## Start AVAILABLE DATA

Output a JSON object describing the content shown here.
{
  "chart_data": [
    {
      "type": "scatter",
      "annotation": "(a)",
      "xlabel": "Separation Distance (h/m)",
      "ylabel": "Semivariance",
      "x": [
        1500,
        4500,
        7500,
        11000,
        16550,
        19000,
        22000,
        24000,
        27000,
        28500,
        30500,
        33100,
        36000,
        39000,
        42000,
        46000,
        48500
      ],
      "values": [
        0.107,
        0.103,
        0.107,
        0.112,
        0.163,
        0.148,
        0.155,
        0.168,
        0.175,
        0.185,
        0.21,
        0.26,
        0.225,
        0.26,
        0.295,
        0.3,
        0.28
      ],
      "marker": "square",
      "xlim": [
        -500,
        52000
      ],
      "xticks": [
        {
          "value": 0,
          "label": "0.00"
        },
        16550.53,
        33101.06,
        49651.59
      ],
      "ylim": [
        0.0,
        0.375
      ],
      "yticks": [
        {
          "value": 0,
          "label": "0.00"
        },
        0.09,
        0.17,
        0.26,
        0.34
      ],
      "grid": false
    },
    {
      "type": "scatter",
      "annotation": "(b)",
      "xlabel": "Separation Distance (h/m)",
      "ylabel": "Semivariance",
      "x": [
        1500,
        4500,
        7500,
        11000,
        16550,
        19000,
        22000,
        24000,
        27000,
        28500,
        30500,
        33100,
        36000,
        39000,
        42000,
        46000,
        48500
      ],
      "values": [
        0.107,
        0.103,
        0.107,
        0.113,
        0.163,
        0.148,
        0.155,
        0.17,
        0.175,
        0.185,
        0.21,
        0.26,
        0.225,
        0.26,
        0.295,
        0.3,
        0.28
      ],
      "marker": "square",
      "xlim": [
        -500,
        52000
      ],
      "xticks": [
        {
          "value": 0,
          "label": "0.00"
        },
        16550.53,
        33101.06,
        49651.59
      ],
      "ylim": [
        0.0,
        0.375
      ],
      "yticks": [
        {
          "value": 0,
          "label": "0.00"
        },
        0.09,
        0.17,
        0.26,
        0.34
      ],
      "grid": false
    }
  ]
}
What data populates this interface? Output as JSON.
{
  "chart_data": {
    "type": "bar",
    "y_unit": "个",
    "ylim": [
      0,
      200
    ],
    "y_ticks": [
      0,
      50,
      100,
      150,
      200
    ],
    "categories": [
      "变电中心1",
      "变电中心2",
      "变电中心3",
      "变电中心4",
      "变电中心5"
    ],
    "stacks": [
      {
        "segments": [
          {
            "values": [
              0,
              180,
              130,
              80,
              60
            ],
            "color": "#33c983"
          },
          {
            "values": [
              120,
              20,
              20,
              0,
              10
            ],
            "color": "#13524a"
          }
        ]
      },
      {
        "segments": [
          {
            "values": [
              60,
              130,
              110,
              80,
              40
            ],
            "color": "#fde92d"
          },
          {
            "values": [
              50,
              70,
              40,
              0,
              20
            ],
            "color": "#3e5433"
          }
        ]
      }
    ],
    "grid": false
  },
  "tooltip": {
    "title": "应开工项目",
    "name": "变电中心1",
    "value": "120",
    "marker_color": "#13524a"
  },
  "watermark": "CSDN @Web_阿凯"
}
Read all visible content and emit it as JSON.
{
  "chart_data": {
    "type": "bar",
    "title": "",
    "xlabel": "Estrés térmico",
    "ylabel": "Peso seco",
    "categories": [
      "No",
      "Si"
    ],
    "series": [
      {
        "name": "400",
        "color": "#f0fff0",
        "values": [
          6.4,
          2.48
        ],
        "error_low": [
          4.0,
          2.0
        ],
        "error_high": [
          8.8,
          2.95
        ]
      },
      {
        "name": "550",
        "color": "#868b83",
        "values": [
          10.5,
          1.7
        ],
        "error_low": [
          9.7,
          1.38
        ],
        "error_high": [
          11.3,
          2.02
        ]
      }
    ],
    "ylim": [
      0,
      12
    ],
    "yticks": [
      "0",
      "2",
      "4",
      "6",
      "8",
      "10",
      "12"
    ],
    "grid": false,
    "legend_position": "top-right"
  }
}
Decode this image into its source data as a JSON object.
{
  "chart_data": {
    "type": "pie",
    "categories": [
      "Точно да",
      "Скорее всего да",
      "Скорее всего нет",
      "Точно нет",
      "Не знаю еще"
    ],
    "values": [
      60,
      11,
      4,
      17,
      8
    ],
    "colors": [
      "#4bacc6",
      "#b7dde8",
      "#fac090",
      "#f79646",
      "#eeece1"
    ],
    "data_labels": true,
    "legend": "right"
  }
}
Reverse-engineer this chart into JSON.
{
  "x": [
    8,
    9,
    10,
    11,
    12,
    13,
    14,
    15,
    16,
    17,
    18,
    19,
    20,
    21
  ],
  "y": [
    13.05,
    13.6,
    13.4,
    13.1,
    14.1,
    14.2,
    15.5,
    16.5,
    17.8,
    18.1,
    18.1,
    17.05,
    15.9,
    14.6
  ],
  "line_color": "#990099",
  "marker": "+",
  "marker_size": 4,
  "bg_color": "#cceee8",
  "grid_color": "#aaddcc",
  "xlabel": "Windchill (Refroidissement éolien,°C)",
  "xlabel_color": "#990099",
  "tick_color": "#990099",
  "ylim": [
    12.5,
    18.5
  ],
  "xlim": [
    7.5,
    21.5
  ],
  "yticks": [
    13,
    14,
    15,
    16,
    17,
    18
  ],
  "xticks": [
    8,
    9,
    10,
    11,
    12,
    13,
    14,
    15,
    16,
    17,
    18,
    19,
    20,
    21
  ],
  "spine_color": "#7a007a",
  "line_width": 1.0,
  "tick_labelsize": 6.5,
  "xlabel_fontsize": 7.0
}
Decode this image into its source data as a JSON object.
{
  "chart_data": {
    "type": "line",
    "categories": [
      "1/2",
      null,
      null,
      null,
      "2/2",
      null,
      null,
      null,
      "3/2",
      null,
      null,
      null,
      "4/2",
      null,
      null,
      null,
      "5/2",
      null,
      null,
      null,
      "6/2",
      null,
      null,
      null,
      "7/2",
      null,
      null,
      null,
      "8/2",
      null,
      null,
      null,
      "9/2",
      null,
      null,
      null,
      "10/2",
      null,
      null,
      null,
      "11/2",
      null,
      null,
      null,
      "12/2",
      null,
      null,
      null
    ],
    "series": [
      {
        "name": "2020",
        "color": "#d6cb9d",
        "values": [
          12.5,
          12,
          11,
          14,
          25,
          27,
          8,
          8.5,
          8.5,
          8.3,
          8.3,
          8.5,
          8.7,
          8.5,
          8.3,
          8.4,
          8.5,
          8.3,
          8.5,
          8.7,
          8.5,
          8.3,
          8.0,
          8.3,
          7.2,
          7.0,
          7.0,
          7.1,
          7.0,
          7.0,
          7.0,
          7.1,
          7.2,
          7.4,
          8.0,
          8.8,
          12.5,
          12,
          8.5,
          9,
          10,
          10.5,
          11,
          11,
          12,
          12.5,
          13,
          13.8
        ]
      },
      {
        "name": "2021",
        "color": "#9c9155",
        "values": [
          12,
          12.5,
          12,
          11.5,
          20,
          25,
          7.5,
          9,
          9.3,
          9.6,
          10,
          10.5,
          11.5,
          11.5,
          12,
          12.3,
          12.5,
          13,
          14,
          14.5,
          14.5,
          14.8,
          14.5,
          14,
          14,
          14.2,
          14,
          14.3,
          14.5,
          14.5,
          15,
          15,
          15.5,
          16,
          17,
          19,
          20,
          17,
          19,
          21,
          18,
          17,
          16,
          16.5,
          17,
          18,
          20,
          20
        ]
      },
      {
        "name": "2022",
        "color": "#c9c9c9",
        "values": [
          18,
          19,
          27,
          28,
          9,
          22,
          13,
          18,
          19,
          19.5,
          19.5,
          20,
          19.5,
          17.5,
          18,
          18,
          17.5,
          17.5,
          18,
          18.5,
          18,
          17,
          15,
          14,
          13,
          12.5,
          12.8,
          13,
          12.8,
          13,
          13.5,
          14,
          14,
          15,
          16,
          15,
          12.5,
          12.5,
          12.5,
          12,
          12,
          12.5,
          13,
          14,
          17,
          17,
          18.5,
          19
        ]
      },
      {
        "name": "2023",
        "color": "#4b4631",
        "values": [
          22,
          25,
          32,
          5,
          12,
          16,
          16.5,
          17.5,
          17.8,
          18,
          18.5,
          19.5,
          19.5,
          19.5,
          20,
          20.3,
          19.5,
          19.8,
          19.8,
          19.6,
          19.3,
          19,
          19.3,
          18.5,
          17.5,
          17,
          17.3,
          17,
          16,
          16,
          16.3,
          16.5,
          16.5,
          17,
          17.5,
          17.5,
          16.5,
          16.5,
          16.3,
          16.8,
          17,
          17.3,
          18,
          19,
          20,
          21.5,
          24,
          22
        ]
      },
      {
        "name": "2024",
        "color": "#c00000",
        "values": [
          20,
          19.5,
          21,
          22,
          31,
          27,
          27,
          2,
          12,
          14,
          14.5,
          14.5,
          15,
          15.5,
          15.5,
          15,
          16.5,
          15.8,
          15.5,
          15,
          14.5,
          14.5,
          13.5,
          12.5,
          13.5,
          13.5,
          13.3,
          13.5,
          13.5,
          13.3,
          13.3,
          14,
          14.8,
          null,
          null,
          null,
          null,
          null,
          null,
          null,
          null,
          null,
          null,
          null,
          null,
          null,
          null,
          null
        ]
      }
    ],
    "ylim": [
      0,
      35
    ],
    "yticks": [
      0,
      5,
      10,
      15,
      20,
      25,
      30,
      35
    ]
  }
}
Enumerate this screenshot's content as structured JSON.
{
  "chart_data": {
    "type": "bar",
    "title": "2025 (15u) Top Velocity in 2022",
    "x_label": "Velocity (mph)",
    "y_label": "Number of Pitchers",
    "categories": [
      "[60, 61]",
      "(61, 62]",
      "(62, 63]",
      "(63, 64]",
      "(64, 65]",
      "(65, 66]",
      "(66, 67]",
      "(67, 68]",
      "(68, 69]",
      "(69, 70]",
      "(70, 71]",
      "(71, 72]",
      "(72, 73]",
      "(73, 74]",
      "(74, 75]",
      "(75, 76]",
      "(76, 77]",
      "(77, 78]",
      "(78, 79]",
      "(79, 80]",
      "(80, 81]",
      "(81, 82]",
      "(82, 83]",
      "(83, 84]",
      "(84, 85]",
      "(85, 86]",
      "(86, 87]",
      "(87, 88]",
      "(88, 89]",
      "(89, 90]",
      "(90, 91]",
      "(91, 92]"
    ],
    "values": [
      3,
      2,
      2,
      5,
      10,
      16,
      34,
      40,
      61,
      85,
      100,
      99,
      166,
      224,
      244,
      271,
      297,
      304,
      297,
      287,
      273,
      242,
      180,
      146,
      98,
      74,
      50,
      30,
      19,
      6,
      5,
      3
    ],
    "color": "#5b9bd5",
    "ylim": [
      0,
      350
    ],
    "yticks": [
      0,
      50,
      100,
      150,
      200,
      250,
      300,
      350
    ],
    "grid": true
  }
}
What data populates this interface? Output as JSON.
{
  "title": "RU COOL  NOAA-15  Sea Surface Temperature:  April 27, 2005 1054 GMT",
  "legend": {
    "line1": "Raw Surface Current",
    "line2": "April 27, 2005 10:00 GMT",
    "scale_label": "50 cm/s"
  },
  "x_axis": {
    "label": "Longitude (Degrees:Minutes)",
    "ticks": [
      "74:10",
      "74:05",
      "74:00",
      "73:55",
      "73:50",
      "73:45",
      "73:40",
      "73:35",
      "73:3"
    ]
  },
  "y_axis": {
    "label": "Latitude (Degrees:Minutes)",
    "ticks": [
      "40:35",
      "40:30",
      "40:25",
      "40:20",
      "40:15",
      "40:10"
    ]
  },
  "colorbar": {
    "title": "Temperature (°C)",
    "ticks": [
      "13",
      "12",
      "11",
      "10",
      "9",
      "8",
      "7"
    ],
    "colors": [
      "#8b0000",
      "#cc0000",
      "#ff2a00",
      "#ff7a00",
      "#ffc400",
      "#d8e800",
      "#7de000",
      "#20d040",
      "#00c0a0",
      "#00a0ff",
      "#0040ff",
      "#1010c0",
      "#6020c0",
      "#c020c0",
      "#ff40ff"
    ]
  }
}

## End AVAILABLE DATA

▶ [EXERCISE TASK]: Pick out every line above that contains the word "Degrees" and copy it.

▶ [RESPONSE TO THIS TASK]:
    "label": "Longitude (Degrees:Minutes)",
    "label": "Latitude (Degrees:Minutes)",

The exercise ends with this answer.